WHAT IS BEING ASKED: Every entry must be echoed exactly.

* * * * * * * * *

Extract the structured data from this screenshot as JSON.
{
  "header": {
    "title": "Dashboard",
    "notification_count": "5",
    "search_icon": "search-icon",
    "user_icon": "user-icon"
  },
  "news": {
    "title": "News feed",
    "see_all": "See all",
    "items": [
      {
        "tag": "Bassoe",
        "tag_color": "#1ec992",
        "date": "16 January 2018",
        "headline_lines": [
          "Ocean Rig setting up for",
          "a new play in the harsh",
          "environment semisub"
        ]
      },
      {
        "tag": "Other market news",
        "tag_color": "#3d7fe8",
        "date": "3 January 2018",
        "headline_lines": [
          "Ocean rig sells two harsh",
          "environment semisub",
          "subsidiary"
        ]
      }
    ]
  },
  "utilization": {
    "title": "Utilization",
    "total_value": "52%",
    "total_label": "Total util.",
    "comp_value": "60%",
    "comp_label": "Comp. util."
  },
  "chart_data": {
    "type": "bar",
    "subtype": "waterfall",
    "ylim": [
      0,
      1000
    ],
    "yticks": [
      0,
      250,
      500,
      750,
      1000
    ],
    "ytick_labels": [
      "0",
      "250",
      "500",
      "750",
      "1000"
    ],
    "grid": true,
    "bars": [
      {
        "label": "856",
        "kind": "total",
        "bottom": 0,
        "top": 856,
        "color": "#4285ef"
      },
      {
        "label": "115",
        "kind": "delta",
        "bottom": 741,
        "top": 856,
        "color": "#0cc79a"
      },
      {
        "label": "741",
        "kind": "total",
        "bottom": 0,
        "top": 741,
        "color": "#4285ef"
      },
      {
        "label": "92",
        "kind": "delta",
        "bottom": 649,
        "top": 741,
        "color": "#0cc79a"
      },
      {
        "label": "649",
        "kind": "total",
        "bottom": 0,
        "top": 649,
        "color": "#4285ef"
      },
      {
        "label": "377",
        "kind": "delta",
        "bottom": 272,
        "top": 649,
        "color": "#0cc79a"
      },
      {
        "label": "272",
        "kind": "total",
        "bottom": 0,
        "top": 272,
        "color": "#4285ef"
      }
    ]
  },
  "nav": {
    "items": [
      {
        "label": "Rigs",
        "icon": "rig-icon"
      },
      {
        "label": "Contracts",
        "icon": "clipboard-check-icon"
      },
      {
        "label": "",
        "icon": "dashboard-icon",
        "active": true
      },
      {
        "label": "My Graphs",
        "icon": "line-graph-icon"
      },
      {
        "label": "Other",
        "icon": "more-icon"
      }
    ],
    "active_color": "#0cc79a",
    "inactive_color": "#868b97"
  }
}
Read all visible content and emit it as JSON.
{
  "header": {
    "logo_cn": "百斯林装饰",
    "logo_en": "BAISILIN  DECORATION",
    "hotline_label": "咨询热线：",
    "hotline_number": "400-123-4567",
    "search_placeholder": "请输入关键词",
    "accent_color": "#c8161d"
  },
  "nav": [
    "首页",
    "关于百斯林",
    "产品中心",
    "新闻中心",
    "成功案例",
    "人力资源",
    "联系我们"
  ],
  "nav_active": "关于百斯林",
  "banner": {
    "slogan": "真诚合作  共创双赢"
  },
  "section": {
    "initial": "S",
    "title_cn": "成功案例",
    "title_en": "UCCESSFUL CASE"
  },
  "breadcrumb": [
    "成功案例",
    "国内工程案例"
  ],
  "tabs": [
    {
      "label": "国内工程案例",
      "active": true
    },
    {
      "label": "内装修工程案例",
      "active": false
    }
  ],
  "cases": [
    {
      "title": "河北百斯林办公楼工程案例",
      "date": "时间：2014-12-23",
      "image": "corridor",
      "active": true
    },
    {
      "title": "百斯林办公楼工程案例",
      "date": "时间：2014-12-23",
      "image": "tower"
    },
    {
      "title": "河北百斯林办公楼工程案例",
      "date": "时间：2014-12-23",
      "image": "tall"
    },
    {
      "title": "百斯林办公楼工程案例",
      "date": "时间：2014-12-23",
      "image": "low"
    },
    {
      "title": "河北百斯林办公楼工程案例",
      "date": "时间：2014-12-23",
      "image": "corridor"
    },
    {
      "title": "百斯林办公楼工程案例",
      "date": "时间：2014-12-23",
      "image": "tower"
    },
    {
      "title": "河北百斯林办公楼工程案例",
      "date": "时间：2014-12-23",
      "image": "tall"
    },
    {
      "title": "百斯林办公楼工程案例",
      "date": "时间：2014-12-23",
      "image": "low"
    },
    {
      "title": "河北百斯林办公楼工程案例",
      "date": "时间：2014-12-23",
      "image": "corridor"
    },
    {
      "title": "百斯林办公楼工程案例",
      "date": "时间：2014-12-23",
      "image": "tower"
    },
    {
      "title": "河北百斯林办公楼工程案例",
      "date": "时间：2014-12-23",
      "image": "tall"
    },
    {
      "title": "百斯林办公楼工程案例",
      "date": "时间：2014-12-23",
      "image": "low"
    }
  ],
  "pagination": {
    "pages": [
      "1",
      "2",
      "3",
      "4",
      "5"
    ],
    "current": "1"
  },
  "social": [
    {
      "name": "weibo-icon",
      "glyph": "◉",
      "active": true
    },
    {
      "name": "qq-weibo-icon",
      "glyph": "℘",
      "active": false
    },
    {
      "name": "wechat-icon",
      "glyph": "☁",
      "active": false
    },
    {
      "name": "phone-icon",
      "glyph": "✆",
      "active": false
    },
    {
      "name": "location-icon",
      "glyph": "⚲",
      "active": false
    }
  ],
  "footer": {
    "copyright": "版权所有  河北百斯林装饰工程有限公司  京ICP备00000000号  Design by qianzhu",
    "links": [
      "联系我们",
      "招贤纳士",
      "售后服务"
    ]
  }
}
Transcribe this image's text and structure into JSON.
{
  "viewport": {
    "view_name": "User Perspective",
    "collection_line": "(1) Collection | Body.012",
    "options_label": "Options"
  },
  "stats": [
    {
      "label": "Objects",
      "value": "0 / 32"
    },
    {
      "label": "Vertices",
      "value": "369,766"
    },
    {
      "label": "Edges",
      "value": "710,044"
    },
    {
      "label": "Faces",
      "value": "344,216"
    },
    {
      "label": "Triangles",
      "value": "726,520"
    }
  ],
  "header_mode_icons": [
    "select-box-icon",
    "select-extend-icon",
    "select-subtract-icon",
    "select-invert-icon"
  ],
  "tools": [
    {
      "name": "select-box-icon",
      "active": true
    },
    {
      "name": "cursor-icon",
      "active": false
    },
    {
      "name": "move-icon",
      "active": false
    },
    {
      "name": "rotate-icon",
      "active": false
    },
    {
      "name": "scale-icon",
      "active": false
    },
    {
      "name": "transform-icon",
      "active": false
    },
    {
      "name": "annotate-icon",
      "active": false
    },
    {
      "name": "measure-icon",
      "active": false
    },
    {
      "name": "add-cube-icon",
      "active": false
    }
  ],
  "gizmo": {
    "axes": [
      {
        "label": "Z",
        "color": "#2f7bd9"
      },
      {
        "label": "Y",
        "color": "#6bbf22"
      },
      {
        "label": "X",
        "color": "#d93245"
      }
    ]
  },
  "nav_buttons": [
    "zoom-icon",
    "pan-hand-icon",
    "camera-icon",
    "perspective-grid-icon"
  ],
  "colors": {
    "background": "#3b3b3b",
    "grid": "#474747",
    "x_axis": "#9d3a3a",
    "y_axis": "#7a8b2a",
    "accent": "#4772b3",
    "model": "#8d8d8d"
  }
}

* * * * * * * * *

REPLY TO THE EXERCISE:
Extract the structured data from this screenshot as JSON.
{
  "header": {
    "title": "Dashboard",
    "notification_count": "5",
    "search_icon": "search-icon",
    "user_icon": "user-icon"
  },
  "news": {
    "title": "News feed",
    "see_all": "See all",
    "items": [
      {
        "tag": "Bassoe",
        "tag_color": "#1ec992",
        "date": "16 January 2018",
        "headline_lines": [
          "Ocean Rig setting up for",
          "a new play in the harsh",
          "environment semisub"
        ]
      },
      {
        "tag": "Other market news",
        "tag_color": "#3d7fe8",
        "date": "3 January 2018",
        "headline_lines": [
          "Ocean rig sells two harsh",
          "environment semisub",
          "subsidiary"
        ]
      }
    ]
  },
  "utilization": {
    "title": "Utilization",
    "total_value": "52%",
    "total_label": "Total util.",
    "comp_value": "60%",
    "comp_label": "Comp. util."
  },
  "chart_data": {
    "type": "bar",
    "subtype": "waterfall",
    "ylim": [
      0,
      1000
    ],
    "yticks": [
      0,
      250,
      500,
      750,
      1000
    ],
    "ytick_labels": [
      "0",
      "250",
      "500",
      "750",
      "1000"
    ],
    "grid": true,
    "bars": [
      {
        "label": "856",
        "kind": "total",
        "bottom": 0,
        "top": 856,
        "color": "#4285ef"
      },
      {
        "label": "115",
        "kind": "delta",
        "bottom": 741,
        "top": 856,
        "color": "#0cc79a"
      },
      {
        "label": "741",
        "kind": "total",
        "bottom": 0,
        "top": 741,
        "color": "#4285ef"
      },
      {
        "label": "92",
        "kind": "delta",
        "bottom": 649,
        "top": 741,
        "color": "#0cc79a"
      },
      {
        "label": "649",
        "kind": "total",
        "bottom": 0,
        "top": 649,
        "color": "#4285ef"
      },
      {
        "label": "377",
        "kind": "delta",
        "bottom": 272,
        "top": 649,
        "color": "#0cc79a"
      },
      {
        "label": "272",
        "kind": "total",
        "bottom": 0,
        "top": 272,
        "color": "#4285ef"
      }
    ]
  },
  "nav": {
    "items": [
      {
        "label": "Rigs",
        "icon": "rig-icon"
      },
      {
        "label": "Contracts",
        "icon": "clipboard-check-icon"
      },
      {
        "label": "",
        "icon": "dashboard-icon",
        "active": true
      },
      {
        "label": "My Graphs",
        "icon": "line-graph-icon"
      },
      {
        "label": "Other",
        "icon": "more-icon"
      }
    ],
    "active_color": "#0cc79a",
    "inactive_color": "#868b97"
  }
}
Read all visible content and emit it as JSON.
{
  "header": {
    "logo_cn": "百斯林装饰",
    "logo_en": "BAISILIN  DECORATION",
    "hotline_label": "咨询热线：",
    "hotline_number": "400-123-4567",
    "search_placeholder": "请输入关键词",
    "accent_color": "#c8161d"
  },
  "nav": [
    "首页",
    "关于百斯林",
    "产品中心",
    "新闻中心",
    "成功案例",
    "人力资源",
    "联系我们"
  ],
  "nav_active": "关于百斯林",
  "banner": {
    "slogan": "真诚合作  共创双赢"
  },
  "section": {
    "initial": "S",
    "title_cn": "成功案例",
    "title_en": "UCCESSFUL CASE"
  },
  "breadcrumb": [
    "成功案例",
    "国内工程案例"
  ],
  "tabs": [
    {
      "label": "国内工程案例",
      "active": true
    },
    {
      "label": "内装修工程案例",
      "active": false
    }
  ],
  "cases": [
    {
      "title": "河北百斯林办公楼工程案例",
      "date": "时间：2014-12-23",
      "image": "corridor",
      "active": true
    },
    {
      "title": "百斯林办公楼工程案例",
      "date": "时间：2014-12-23",
      "image": "tower"
    },
    {
      "title": "河北百斯林办公楼工程案例",
      "date": "时间：2014-12-23",
      "image": "tall"
    },
    {
      "title": "百斯林办公楼工程案例",
      "date": "时间：2014-12-23",
      "image": "low"
    },
    {
      "title": "河北百斯林办公楼工程案例",
      "date": "时间：2014-12-23",
      "image": "corridor"
    },
    {
      "title": "百斯林办公楼工程案例",
      "date": "时间：2014-12-23",
      "image": "tower"
    },
    {
      "title": "河北百斯林办公楼工程案例",
      "date": "时间：2014-12-23",
      "image": "tall"
    },
    {
      "title": "百斯林办公楼工程案例",
      "date": "时间：2014-12-23",
      "image": "low"
    },
    {
      "title": "河北百斯林办公楼工程案例",
      "date": "时间：2014-12-23",
      "image": "corridor"
    },
    {
      "title": "百斯林办公楼工程案例",
      "date": "时间：2014-12-23",
      "image": "tower"
    },
    {
      "title": "河北百斯林办公楼工程案例",
      "date": "时间：2014-12-23",
      "image": "tall"
    },
    {
      "title": "百斯林办公楼工程案例",
      "date": "时间：2014-12-23",
      "image": "low"
    }
  ],
  "pagination": {
    "pages": [
      "1",
      "2",
      "3",
      "4",
      "5"
    ],
    "current": "1"
  },
  "social": [
    {
      "name": "weibo-icon",
      "glyph": "◉",
      "active": true
    },
    {
      "name": "qq-weibo-icon",
      "glyph": "℘",
      "active": false
    },
    {
      "name": "wechat-icon",
      "glyph": "☁",
      "active": false
    },
    {
      "name": "phone-icon",
      "glyph": "✆",
      "active": false
    },
    {
      "name": "location-icon",
      "glyph": "⚲",
      "active": false
    }
  ],
  "footer": {
    "copyright": "版权所有  河北百斯林装饰工程有限公司  京ICP备00000000号  Design by qianzhu",
    "links": [
      "联系我们",
      "招贤纳士",
      "售后服务"
    ]
  }
}
Transcribe this image's text and structure into JSON.
{
  "viewport": {
    "view_name": "User Perspective",
    "collection_line": "(1) Collection | Body.012",
    "options_label": "Options"
  },
  "stats": [
    {
      "label": "Objects",
      "value": "0 / 32"
    },
    {
      "label": "Vertices",
      "value": "369,766"
    },
    {
      "label": "Edges",
      "value": "710,044"
    },
    {
      "label": "Faces",
      "value": "344,216"
    },
    {
      "label": "Triangles",
      "value": "726,520"
    }
  ],
  "header_mode_icons": [
    "select-box-icon",
    "select-extend-icon",
    "select-subtract-icon",
    "select-invert-icon"
  ],
  "tools": [
    {
      "name": "select-box-icon",
      "active": true
    },
    {
      "name": "cursor-icon",
      "active": false
    },
    {
      "name": "move-icon",
      "active": false
    },
    {
      "name": "rotate-icon",
      "active": false
    },
    {
      "name": "scale-icon",
      "active": false
    },
    {
      "name": "transform-icon",
      "active": false
    },
    {
      "name": "annotate-icon",
      "active": false
    },
    {
      "name": "measure-icon",
      "active": false
    },
    {
      "name": "add-cube-icon",
      "active": false
    }
  ],
  "gizmo": {
    "axes": [
      {
        "label": "Z",
        "color": "#2f7bd9"
      },
      {
        "label": "Y",
        "color": "#6bbf22"
      },
      {
        "label": "X",
        "color": "#d93245"
      }
    ]
  },
  "nav_buttons": [
    "zoom-icon",
    "pan-hand-icon",
    "camera-icon",
    "perspective-grid-icon"
  ],
  "colors": {
    "background": "#3b3b3b",
    "grid": "#474747",
    "x_axis": "#9d3a3a",
    "y_axis": "#7a8b2a",
    "accent": "#4772b3",
    "model": "#8d8d8d"
  }
}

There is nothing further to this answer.